What you should do - Go through the data below and copy it exactly, skipping every picture.

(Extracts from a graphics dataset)
···
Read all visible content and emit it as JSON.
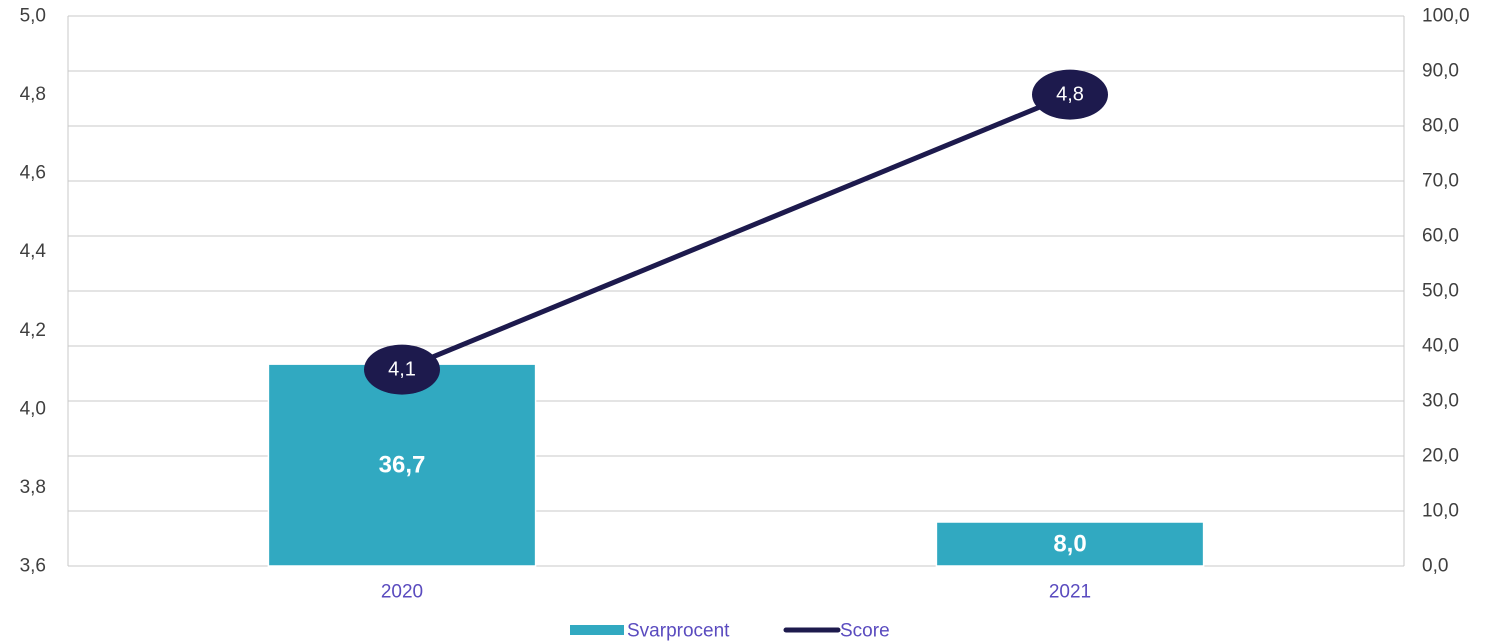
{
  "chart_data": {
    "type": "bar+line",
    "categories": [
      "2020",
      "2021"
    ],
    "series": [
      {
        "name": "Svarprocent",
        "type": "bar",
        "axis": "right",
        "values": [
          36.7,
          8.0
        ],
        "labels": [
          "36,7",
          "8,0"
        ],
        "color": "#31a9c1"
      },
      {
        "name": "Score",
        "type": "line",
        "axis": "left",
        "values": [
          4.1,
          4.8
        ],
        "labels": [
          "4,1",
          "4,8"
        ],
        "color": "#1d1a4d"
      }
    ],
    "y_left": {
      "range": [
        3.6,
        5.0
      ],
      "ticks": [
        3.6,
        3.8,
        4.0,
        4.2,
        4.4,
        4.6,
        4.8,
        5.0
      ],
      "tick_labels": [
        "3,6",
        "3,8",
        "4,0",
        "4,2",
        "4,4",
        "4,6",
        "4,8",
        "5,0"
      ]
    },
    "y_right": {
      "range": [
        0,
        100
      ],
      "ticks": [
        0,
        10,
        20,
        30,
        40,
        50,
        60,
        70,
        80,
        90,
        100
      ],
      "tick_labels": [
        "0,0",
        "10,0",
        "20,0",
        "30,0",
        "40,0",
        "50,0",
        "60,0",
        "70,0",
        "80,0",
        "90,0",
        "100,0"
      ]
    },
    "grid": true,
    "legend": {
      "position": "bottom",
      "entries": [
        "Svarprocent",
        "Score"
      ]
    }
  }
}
···
Answer to this task -
Read all visible content and emit it as JSON.
{
  "chart_data": {
    "type": "bar+line",
    "categories": [
      "2020",
      "2021"
    ],
    "series": [
      {
        "name": "Svarprocent",
        "type": "bar",
        "axis": "right",
        "values": [
          36.7,
          8.0
        ],
        "labels": [
          "36,7",
          "8,0"
        ],
        "color": "#31a9c1"
      },
      {
        "name": "Score",
        "type": "line",
        "axis": "left",
        "values": [
          4.1,
          4.8
        ],
        "labels": [
          "4,1",
          "4,8"
        ],
        "color": "#1d1a4d"
      }
    ],
    "y_left": {
      "range": [
        3.6,
        5.0
      ],
      "ticks": [
        3.6,
        3.8,
        4.0,
        4.2,
        4.4,
        4.6,
        4.8,
        5.0
      ],
      "tick_labels": [
        "3,6",
        "3,8",
        "4,0",
        "4,2",
        "4,4",
        "4,6",
        "4,8",
        "5,0"
      ]
    },
    "y_right": {
      "range": [
        0,
        100
      ],
      "ticks": [
        0,
        10,
        20,
        30,
        40,
        50,
        60,
        70,
        80,
        90,
        100
      ],
      "tick_labels": [
        "0,0",
        "10,0",
        "20,0",
        "30,0",
        "40,0",
        "50,0",
        "60,0",
        "70,0",
        "80,0",
        "90,0",
        "100,0"
      ]
    },
    "grid": true,
    "legend": {
      "position": "bottom",
      "entries": [
        "Svarprocent",
        "Score"
      ]
    }
  }
}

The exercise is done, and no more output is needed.